Using the listing below, report all lines holding the word "nourri".

(MATERIAL FOR THIS TASK):
****************

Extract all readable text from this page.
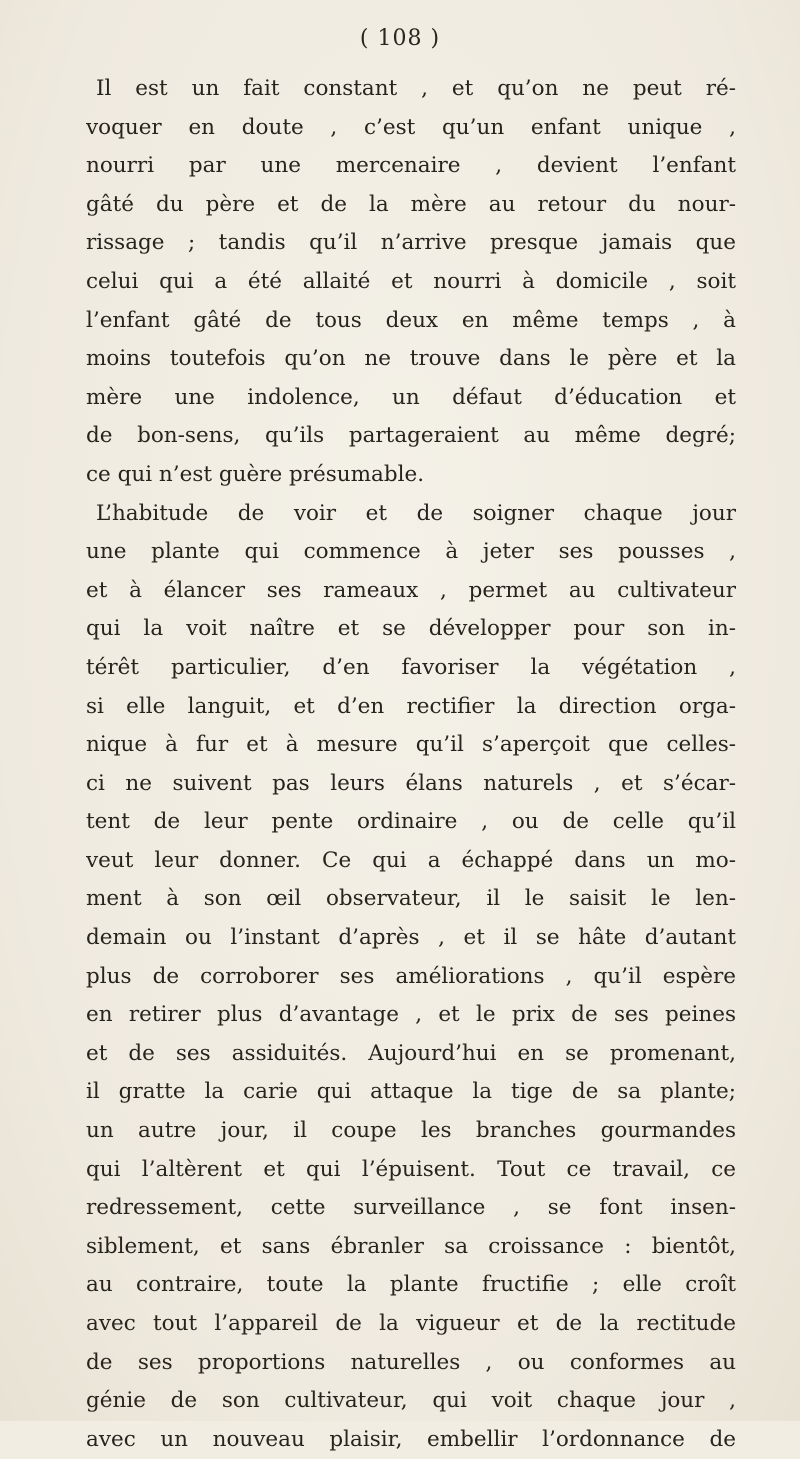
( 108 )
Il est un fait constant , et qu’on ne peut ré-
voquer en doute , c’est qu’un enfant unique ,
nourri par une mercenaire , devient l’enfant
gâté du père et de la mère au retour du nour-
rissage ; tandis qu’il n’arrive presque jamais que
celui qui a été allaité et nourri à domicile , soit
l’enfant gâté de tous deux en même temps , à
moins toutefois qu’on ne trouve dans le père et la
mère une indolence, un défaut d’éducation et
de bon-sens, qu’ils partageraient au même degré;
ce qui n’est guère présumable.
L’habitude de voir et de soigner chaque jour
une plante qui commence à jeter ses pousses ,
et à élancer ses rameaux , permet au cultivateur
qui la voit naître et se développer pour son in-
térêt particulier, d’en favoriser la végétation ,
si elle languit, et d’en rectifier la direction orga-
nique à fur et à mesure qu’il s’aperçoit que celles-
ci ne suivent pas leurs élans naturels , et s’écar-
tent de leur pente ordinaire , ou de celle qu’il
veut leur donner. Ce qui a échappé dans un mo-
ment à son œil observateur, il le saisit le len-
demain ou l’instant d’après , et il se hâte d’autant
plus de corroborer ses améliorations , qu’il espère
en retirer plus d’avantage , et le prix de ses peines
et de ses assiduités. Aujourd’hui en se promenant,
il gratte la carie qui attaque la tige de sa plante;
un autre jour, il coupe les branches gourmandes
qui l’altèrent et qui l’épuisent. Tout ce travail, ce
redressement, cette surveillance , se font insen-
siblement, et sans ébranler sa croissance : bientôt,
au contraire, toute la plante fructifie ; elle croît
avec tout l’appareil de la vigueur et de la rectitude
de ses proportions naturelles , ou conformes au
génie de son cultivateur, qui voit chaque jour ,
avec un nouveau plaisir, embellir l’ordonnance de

****************

(FINAL RESULT):
nourri par une mercenaire , devient l’enfant
celui qui a été allaité et nourri à domicile , soit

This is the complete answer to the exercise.